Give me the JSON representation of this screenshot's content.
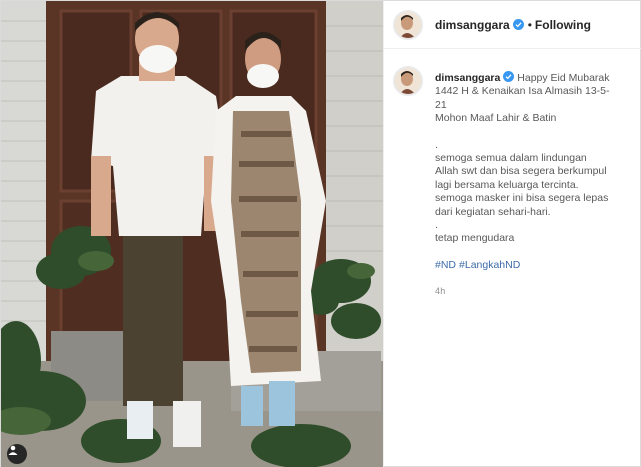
{
  "post": {
    "username": "dimsanggara",
    "follow_label": "Following",
    "dot": "•",
    "caption": {
      "lines": [
        "Happy Eid Mubarak",
        "1442 H & Kenaikan Isa Almasih 13-5-",
        "21",
        "Mohon Maaf Lahir & Batin"
      ],
      "spacer": ".",
      "body_lines": [
        "semoga semua dalam lindungan",
        "Allah swt dan bisa segera berkumpul",
        "lagi bersama keluarga tercinta.",
        "semoga masker ini bisa segera lepas",
        "dari kegiatan sehari-hari."
      ],
      "spacer2": ".",
      "closing": "tetap mengudara",
      "hashtags": [
        "#ND",
        "#LangkahND"
      ]
    },
    "time_ago": "4h"
  },
  "colors": {
    "verified": "#3897f0",
    "hashtag": "#3d6ba8",
    "text": "#262626",
    "muted": "#8e8e8e"
  },
  "icons": {
    "verified": "verified-badge-icon",
    "user": "user-tag-icon"
  }
}
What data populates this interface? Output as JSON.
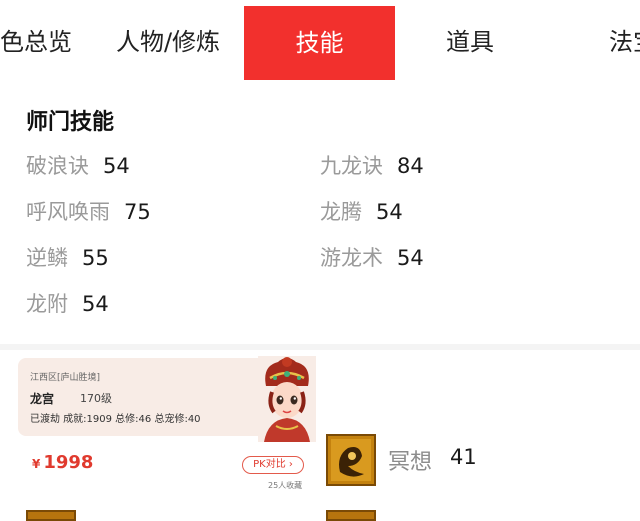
{
  "tabs": [
    {
      "label": "色总览"
    },
    {
      "label": "人物/修炼"
    },
    {
      "label": "技能",
      "active": true
    },
    {
      "label": "道具"
    },
    {
      "label": "法宝"
    }
  ],
  "skills_section": {
    "title": "师门技能",
    "skills": [
      {
        "name": "破浪诀",
        "level": "54"
      },
      {
        "name": "九龙诀",
        "level": "84"
      },
      {
        "name": "呼风唤雨",
        "level": "75"
      },
      {
        "name": "龙腾",
        "level": "54"
      },
      {
        "name": "逆鳞",
        "level": "55"
      },
      {
        "name": "游龙术",
        "level": "54"
      },
      {
        "name": "龙附",
        "level": "54"
      }
    ]
  },
  "listing_card": {
    "server": "江西区[庐山胜境]",
    "sect": "龙宫",
    "level": "170级",
    "stats": "已渡劫 成就:1909 总修:46 总宠修:40",
    "currency": "¥",
    "price": "1998",
    "pk_button": "PK对比 ›",
    "favorites": "25人收藏"
  },
  "meditate_skill": {
    "name": "冥想",
    "level": "41"
  },
  "colors": {
    "accent": "#f2302d",
    "price": "#e03a2e",
    "muted": "#9a9a9a"
  },
  "icons": [
    "pk-chevron-icon",
    "meditate-skill-icon",
    "character-avatar-icon"
  ]
}
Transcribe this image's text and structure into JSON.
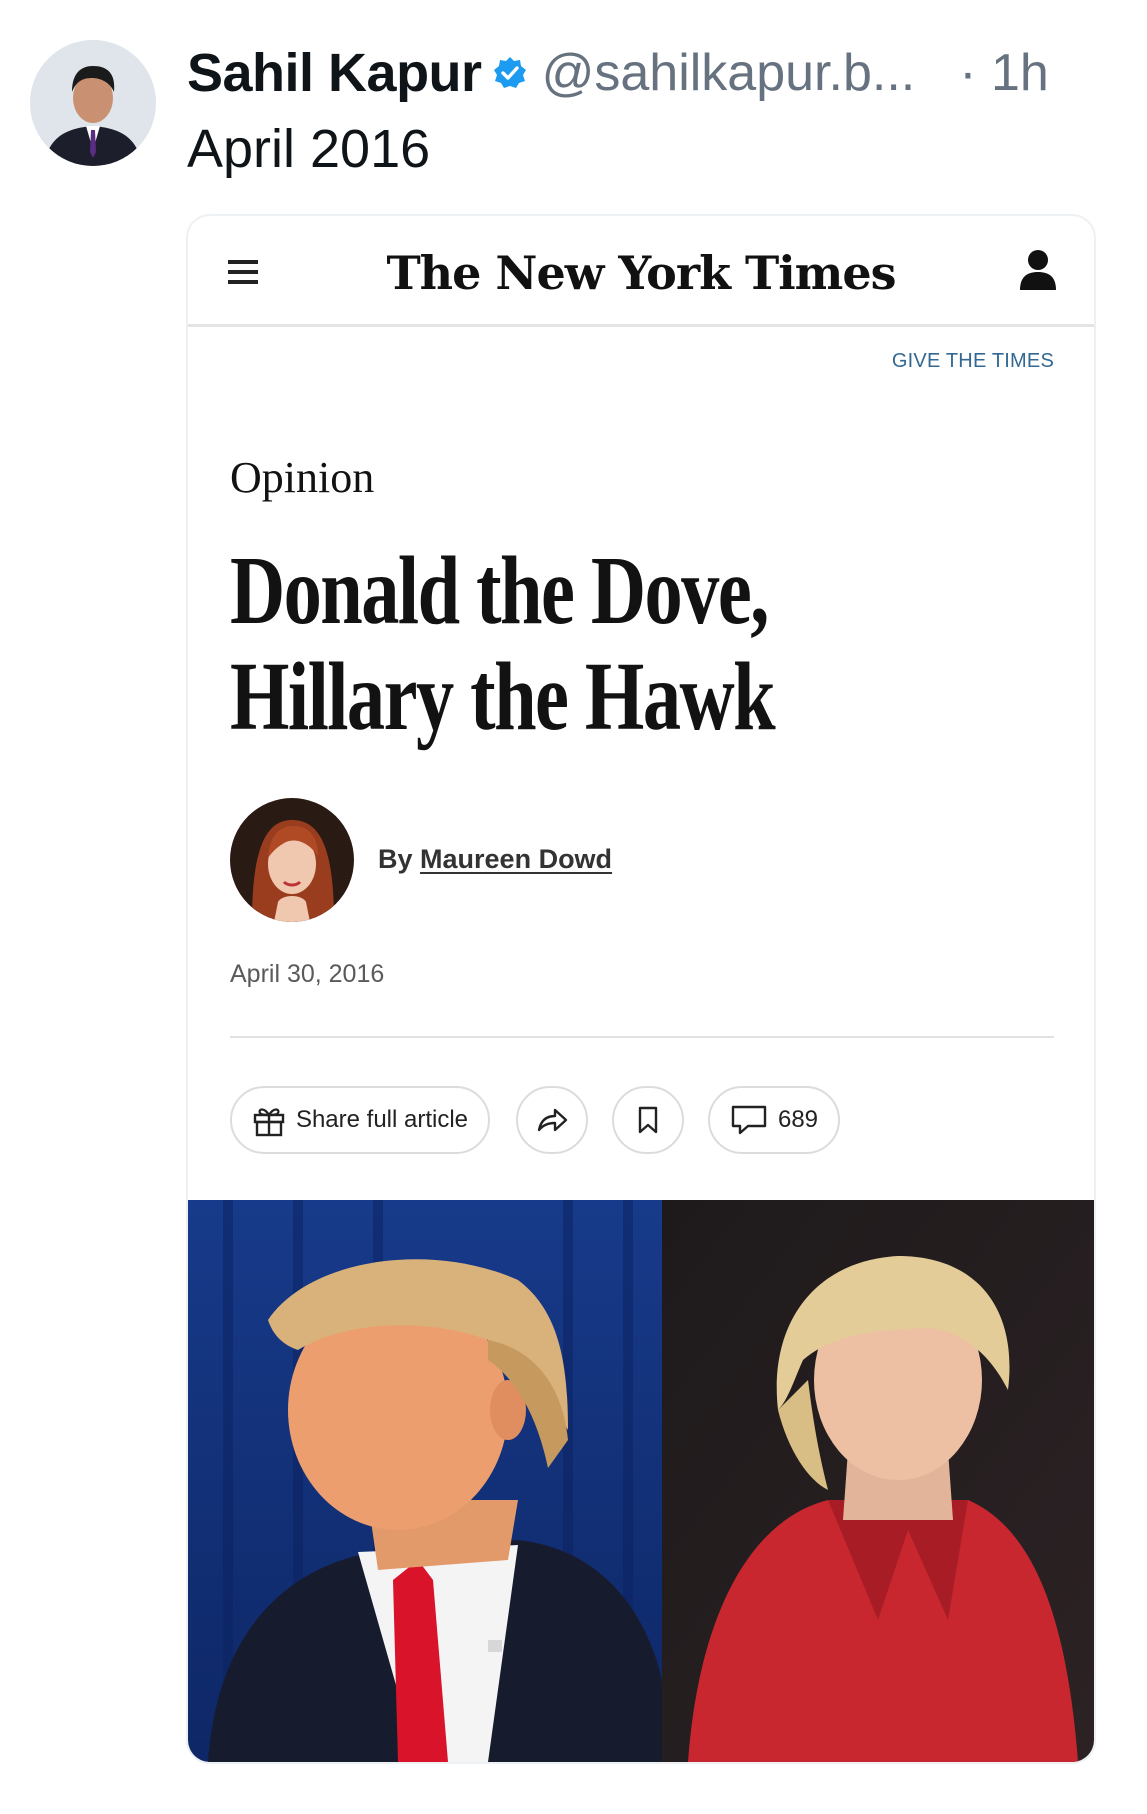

==================================================

- Problem requirements -
Leave out all images, then reproduce the entries above exactly.

- Output -
Give me the JSON representation of this screenshot's content.
{
  "post": {
    "username": "dimsanggara",
    "follow_label": "Following",
    "dot": "•",
    "caption": {
      "lines": [
        "Happy Eid Mubarak",
        "1442 H & Kenaikan Isa Almasih 13-5-",
        "21",
        "Mohon Maaf Lahir & Batin"
      ],
      "spacer": ".",
      "body_lines": [
        "semoga semua dalam lindungan",
        "Allah swt dan bisa segera berkumpul",
        "lagi bersama keluarga tercinta.",
        "semoga masker ini bisa segera lepas",
        "dari kegiatan sehari-hari."
      ],
      "spacer2": ".",
      "closing": "tetap mengudara",
      "hashtags": [
        "#ND",
        "#LangkahND"
      ]
    },
    "time_ago": "4h"
  },
  "colors": {
    "verified": "#3897f0",
    "hashtag": "#3d6ba8",
    "text": "#262626",
    "muted": "#8e8e8e"
  },
  "icons": {
    "verified": "verified-badge-icon",
    "user": "user-tag-icon"
  }
}
What data populates this interface? Output as JSON.
{
  "tabs": [
    {
      "label": "色总览"
    },
    {
      "label": "人物/修炼"
    },
    {
      "label": "技能",
      "active": true
    },
    {
      "label": "道具"
    },
    {
      "label": "法宝"
    }
  ],
  "skills_section": {
    "title": "师门技能",
    "skills": [
      {
        "name": "破浪诀",
        "level": "54"
      },
      {
        "name": "九龙诀",
        "level": "84"
      },
      {
        "name": "呼风唤雨",
        "level": "75"
      },
      {
        "name": "龙腾",
        "level": "54"
      },
      {
        "name": "逆鳞",
        "level": "55"
      },
      {
        "name": "游龙术",
        "level": "54"
      },
      {
        "name": "龙附",
        "level": "54"
      }
    ]
  },
  "listing_card": {
    "server": "江西区[庐山胜境]",
    "sect": "龙宫",
    "level": "170级",
    "stats": "已渡劫 成就:1909 总修:46 总宠修:40",
    "currency": "¥",
    "price": "1998",
    "pk_button": "PK对比 ›",
    "favorites": "25人收藏"
  },
  "meditate_skill": {
    "name": "冥想",
    "level": "41"
  },
  "colors": {
    "accent": "#f2302d",
    "price": "#e03a2e",
    "muted": "#9a9a9a"
  },
  "icons": [
    "pk-chevron-icon",
    "meditate-skill-icon",
    "character-avatar-icon"
  ]
}
Transcribe this image's text and structure into JSON.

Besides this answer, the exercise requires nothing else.